§ Task goal
Output the full listing below exactly, without the pictures.

§ Dataset content
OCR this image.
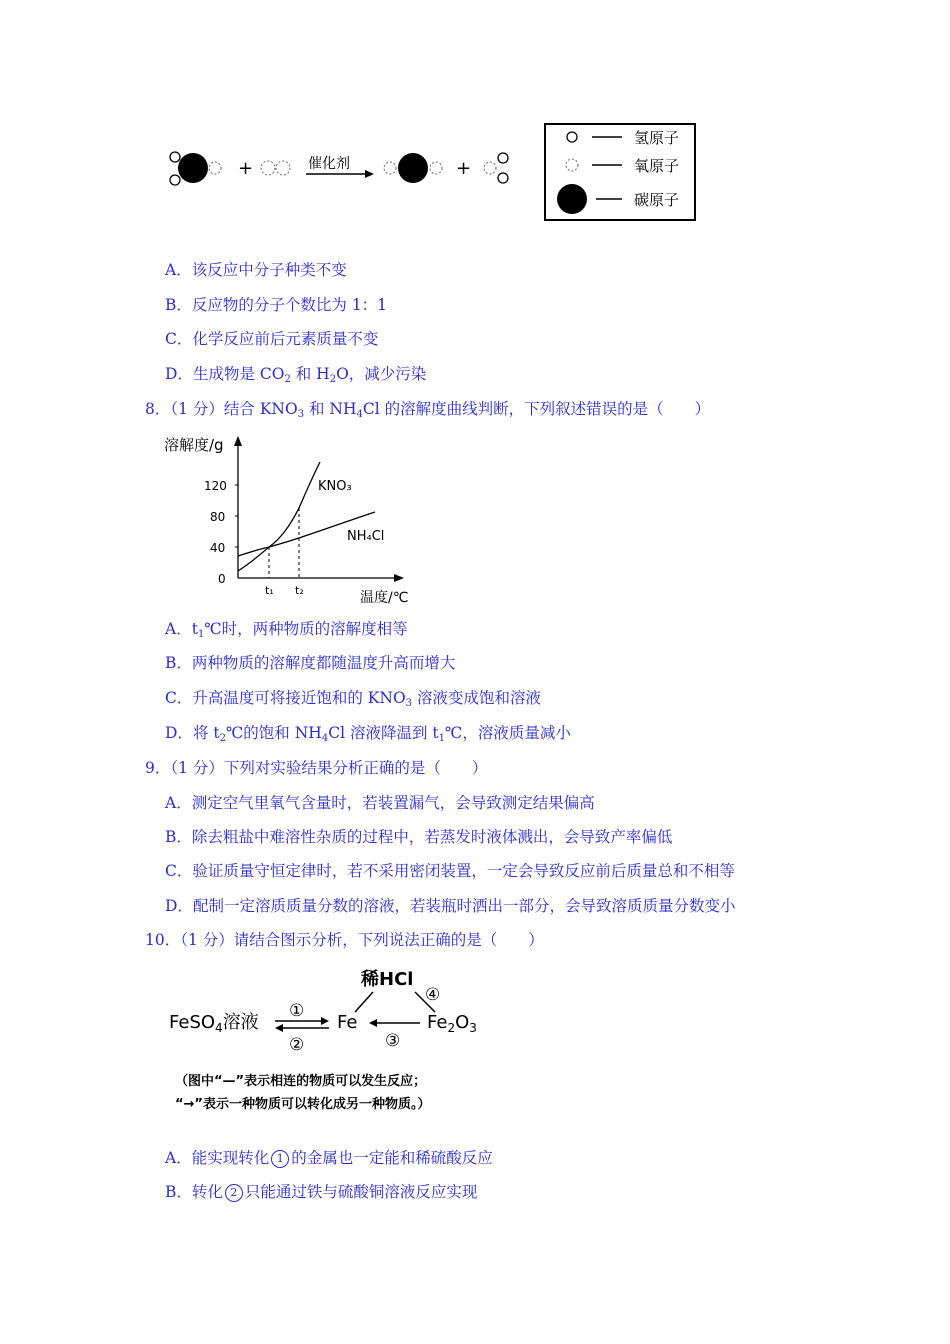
+	催化剂	+
氢原子
氧原子
碳原子
A．该反应中分子种类不变
B．反应物的分子个数比为 1：1
C．化学反应前后元素质量不变
D．生成物是 $CO_2$ 和 $H_2O$，减少污染
8．（1 分）结合 $KNO_3$ 和 $NH_4Cl$ 的溶解度曲线判断，下列叙述错误的是（　　）
溶解度/g
120
80
40
0
t₁ t₂	温度/℃
KNO₃
NH₄Cl
A．$t_1℃$时，两种物质的溶解度相等
B．两种物质的溶解度都随温度升高而增大
C．升高温度可将接近饱和的 $KNO_3$ 溶液变成饱和溶液
D．将 $t_2℃$的饱和 $NH_4Cl$ 溶液降温到 $t_1℃$，溶液质量减小
9．（1 分）下列对实验结果分析正确的是（　　）
A．测定空气里氧气含量时，若装置漏气，会导致测定结果偏高
B．除去粗盐中难溶性杂质的过程中，若蒸发时液体溅出，会导致产率偏低
C．验证质量守恒定律时，若不采用密闭装置，一定会导致反应前后质量总和不相等
D．配制一定溶质质量分数的溶液，若装瓶时洒出一部分，会导致溶质质量分数变小
10．（1 分）请结合图示分析，下列说法正确的是（　　）
稀HCl
④
FeSO$_4$溶液
①
②
Fe
③
$Fe_2O_3$
（图中“—”表示相连的物质可以发生反应；
“→”表示一种物质可以转化成另一种物质。）
A．能实现转化 1 的金属也一定能和稀硫酸反应
B．转化 2 只能通过铁与硫酸铜溶液反应实现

§ In response
OCR this image.
+	催化剂	+
氢原子
氧原子
碳原子
A．该反应中分子种类不变
B．反应物的分子个数比为 1：1
C．化学反应前后元素质量不变
D．生成物是 $CO_2$ 和 $H_2O$，减少污染
8．（1 分）结合 $KNO_3$ 和 $NH_4Cl$ 的溶解度曲线判断，下列叙述错误的是（　　）
溶解度/g
120
80
40
0
t₁ t₂	温度/℃
KNO₃
NH₄Cl
A．$t_1℃$时，两种物质的溶解度相等
B．两种物质的溶解度都随温度升高而增大
C．升高温度可将接近饱和的 $KNO_3$ 溶液变成饱和溶液
D．将 $t_2℃$的饱和 $NH_4Cl$ 溶液降温到 $t_1℃$，溶液质量减小
9．（1 分）下列对实验结果分析正确的是（　　）
A．测定空气里氧气含量时，若装置漏气，会导致测定结果偏高
B．除去粗盐中难溶性杂质的过程中，若蒸发时液体溅出，会导致产率偏低
C．验证质量守恒定律时，若不采用密闭装置，一定会导致反应前后质量总和不相等
D．配制一定溶质质量分数的溶液，若装瓶时洒出一部分，会导致溶质质量分数变小
10．（1 分）请结合图示分析，下列说法正确的是（　　）
稀HCl
④
FeSO$_4$溶液
①
②
Fe
③
$Fe_2O_3$
（图中“—”表示相连的物质可以发生反应；
“→”表示一种物质可以转化成另一种物质。）
A．能实现转化 1 的金属也一定能和稀硫酸反应
B．转化 2 只能通过铁与硫酸铜溶液反应实现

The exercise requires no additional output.